(The request)
In the material below, identify each line bearing the word "title". Reproduce those lines.

--- Start Supplied material ---

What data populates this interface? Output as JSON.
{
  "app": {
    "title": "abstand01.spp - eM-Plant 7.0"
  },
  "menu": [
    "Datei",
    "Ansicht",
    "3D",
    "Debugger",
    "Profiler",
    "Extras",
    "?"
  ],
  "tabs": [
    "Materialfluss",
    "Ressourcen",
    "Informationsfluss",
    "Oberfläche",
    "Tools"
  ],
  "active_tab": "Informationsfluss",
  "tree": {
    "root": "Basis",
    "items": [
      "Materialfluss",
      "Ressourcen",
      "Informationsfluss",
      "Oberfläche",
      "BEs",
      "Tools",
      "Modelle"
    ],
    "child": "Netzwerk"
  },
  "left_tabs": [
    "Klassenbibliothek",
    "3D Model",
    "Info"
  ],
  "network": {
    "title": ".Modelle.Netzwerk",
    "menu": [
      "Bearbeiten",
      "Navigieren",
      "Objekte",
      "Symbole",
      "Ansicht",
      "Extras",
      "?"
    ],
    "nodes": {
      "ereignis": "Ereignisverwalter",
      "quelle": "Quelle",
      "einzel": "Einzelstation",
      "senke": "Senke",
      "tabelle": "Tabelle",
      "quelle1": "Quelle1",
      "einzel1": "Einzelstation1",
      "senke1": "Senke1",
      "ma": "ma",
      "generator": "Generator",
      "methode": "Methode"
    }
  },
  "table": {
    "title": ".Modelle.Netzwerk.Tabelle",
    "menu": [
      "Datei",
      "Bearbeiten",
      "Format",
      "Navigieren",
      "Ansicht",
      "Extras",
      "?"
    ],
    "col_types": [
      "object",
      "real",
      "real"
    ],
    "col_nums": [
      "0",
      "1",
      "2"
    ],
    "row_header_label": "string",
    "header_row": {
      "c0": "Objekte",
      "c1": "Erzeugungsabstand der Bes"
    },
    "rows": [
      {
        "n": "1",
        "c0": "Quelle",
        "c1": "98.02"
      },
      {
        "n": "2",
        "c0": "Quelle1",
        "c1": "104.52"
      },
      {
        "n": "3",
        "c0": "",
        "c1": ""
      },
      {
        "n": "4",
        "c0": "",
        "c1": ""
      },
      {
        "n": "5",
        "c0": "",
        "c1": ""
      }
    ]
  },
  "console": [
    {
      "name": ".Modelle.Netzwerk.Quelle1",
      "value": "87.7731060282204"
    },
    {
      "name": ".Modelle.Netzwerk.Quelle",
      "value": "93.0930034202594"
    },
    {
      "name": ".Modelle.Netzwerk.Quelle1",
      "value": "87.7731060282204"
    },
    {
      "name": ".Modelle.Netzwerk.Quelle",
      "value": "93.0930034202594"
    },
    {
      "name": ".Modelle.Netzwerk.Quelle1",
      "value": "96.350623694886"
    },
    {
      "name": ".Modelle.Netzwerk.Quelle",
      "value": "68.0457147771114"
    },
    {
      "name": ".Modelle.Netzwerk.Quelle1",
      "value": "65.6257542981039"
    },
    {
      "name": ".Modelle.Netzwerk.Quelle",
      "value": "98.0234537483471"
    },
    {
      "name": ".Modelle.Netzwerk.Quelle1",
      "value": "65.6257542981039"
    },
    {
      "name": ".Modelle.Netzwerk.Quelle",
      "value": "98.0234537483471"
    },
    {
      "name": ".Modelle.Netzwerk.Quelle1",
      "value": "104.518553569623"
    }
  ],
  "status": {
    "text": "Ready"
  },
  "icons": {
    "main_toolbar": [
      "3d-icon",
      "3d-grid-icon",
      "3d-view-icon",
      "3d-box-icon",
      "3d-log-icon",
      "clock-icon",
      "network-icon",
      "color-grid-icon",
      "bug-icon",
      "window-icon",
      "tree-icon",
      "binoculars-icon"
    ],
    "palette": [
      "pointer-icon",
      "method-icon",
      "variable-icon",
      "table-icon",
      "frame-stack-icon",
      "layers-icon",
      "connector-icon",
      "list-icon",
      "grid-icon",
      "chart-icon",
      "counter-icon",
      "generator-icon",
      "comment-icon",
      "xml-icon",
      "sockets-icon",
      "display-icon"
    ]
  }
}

--- End Supplied material ---

(Finished answer)
    "title": "abstand01.spp - eM-Plant 7.0"
    "title": ".Modelle.Netzwerk",
    "title": ".Modelle.Netzwerk.Tabelle",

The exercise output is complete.